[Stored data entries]
────────────────
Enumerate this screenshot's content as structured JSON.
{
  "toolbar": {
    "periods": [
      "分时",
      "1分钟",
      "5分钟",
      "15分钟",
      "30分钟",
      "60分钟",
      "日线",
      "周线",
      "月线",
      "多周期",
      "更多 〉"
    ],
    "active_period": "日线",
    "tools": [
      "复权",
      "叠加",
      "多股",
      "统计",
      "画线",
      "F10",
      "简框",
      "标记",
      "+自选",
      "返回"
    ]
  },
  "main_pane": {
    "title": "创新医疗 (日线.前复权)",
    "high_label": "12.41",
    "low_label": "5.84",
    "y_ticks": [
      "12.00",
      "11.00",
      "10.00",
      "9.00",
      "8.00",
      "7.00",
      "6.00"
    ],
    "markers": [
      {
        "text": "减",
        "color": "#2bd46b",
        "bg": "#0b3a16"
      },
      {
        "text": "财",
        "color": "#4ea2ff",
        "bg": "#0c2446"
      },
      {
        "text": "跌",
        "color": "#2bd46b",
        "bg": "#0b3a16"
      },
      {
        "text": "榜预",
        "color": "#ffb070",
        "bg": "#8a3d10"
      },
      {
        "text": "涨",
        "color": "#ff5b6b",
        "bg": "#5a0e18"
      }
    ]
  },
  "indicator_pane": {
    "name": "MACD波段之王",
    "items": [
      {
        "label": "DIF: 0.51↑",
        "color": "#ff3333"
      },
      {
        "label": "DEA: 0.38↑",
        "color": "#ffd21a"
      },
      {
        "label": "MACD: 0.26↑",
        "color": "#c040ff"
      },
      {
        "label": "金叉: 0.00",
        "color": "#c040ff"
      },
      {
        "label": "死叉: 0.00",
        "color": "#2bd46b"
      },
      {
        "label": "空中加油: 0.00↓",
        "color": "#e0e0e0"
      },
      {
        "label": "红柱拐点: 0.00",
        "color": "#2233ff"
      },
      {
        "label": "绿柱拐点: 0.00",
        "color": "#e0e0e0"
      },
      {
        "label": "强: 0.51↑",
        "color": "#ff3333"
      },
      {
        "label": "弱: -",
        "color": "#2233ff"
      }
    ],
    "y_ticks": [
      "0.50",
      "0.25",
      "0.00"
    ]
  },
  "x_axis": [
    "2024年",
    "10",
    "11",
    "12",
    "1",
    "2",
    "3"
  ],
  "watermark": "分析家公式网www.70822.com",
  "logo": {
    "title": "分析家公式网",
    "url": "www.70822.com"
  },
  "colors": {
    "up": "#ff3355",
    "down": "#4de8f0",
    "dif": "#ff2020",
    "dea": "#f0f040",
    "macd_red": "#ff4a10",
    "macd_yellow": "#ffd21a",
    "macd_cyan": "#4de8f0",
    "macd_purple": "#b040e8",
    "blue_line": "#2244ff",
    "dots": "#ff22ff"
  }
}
────────────────
AIM:
Every line above needs to be retyped exactly.

RESULT:
Enumerate this screenshot's content as structured JSON.
{
  "toolbar": {
    "periods": [
      "分时",
      "1分钟",
      "5分钟",
      "15分钟",
      "30分钟",
      "60分钟",
      "日线",
      "周线",
      "月线",
      "多周期",
      "更多 〉"
    ],
    "active_period": "日线",
    "tools": [
      "复权",
      "叠加",
      "多股",
      "统计",
      "画线",
      "F10",
      "简框",
      "标记",
      "+自选",
      "返回"
    ]
  },
  "main_pane": {
    "title": "创新医疗 (日线.前复权)",
    "high_label": "12.41",
    "low_label": "5.84",
    "y_ticks": [
      "12.00",
      "11.00",
      "10.00",
      "9.00",
      "8.00",
      "7.00",
      "6.00"
    ],
    "markers": [
      {
        "text": "减",
        "color": "#2bd46b",
        "bg": "#0b3a16"
      },
      {
        "text": "财",
        "color": "#4ea2ff",
        "bg": "#0c2446"
      },
      {
        "text": "跌",
        "color": "#2bd46b",
        "bg": "#0b3a16"
      },
      {
        "text": "榜预",
        "color": "#ffb070",
        "bg": "#8a3d10"
      },
      {
        "text": "涨",
        "color": "#ff5b6b",
        "bg": "#5a0e18"
      }
    ]
  },
  "indicator_pane": {
    "name": "MACD波段之王",
    "items": [
      {
        "label": "DIF: 0.51↑",
        "color": "#ff3333"
      },
      {
        "label": "DEA: 0.38↑",
        "color": "#ffd21a"
      },
      {
        "label": "MACD: 0.26↑",
        "color": "#c040ff"
      },
      {
        "label": "金叉: 0.00",
        "color": "#c040ff"
      },
      {
        "label": "死叉: 0.00",
        "color": "#2bd46b"
      },
      {
        "label": "空中加油: 0.00↓",
        "color": "#e0e0e0"
      },
      {
        "label": "红柱拐点: 0.00",
        "color": "#2233ff"
      },
      {
        "label": "绿柱拐点: 0.00",
        "color": "#e0e0e0"
      },
      {
        "label": "强: 0.51↑",
        "color": "#ff3333"
      },
      {
        "label": "弱: -",
        "color": "#2233ff"
      }
    ],
    "y_ticks": [
      "0.50",
      "0.25",
      "0.00"
    ]
  },
  "x_axis": [
    "2024年",
    "10",
    "11",
    "12",
    "1",
    "2",
    "3"
  ],
  "watermark": "分析家公式网www.70822.com",
  "logo": {
    "title": "分析家公式网",
    "url": "www.70822.com"
  },
  "colors": {
    "up": "#ff3355",
    "down": "#4de8f0",
    "dif": "#ff2020",
    "dea": "#f0f040",
    "macd_red": "#ff4a10",
    "macd_yellow": "#ffd21a",
    "macd_cyan": "#4de8f0",
    "macd_purple": "#b040e8",
    "blue_line": "#2244ff",
    "dots": "#ff22ff"
  }
}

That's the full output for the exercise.